About this task: Pull every line with "current" from the data below and copy it.

The data:
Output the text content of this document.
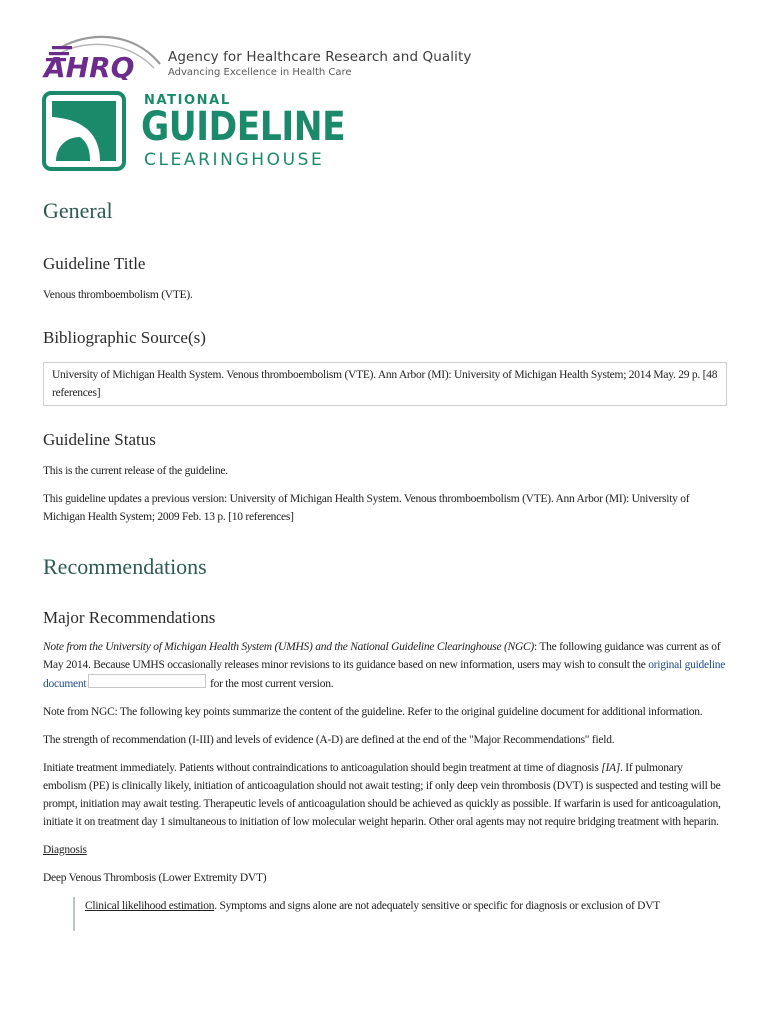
AHRQ Agency for Healthcare Research and Quality
Advancing Excellence in Health Care
NATIONAL
GUIDELINE
CLEARINGHOUSE
General
Guideline Title

Venous thromboembolism (VTE).

Bibliographic Source(s)
University of Michigan Health System. Venous thromboembolism (VTE). Ann Arbor (MI): University of Michigan Health System; 2014 May. 29 p. [48 references]
Guideline Status

This is the current release of the guideline.

This guideline updates a previous version: University of Michigan Health System. Venous thromboembolism (VTE). Ann Arbor (MI): University of Michigan Health System; 2009 Feb. 13 p. [10 references]

Recommendations
Major Recommendations

Note from the University of Michigan Health System (UMHS) and the National Guideline Clearinghouse (NGC): The following guidance was current as of May 2014. Because UMHS occasionally releases minor revisions to its guidance based on new information, users may wish to consult the original guideline document	for the most current version.

Note from NGC: The following key points summarize the content of the guideline. Refer to the original guideline document for additional information.

The strength of recommendation (I-III) and levels of evidence (A-D) are defined at the end of the "Major Recommendations" field.

Initiate treatment immediately. Patients without contraindications to anticoagulation should begin treatment at time of diagnosis [IA]. If pulmonary embolism (PE) is clinically likely, initiation of anticoagulation should not await testing; if only deep vein thrombosis (DVT) is suspected and testing will be prompt, initiation may await testing. Therapeutic levels of anticoagulation should be achieved as quickly as possible. If warfarin is used for anticoagulation, initiate it on treatment day 1 simultaneous to initiation of low molecular weight heparin. Other oral agents may not require bridging treatment with heparin.

Diagnosis

Deep Venous Thrombosis (Lower Extremity DVT)

Clinical likelihood estimation. Symptoms and signs alone are not adequately sensitive or specific for diagnosis or exclusion of DVT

Result below:
This is the current release of the guideline.
Note from the University of Michigan Health System (UMHS) and the National Guideline Clearinghouse (NGC): The following guidance was current as of May 2014. Because UMHS occasionally releases minor revisions to its guidance based on new information, users may wish to consult the original guideline document	for the most current version.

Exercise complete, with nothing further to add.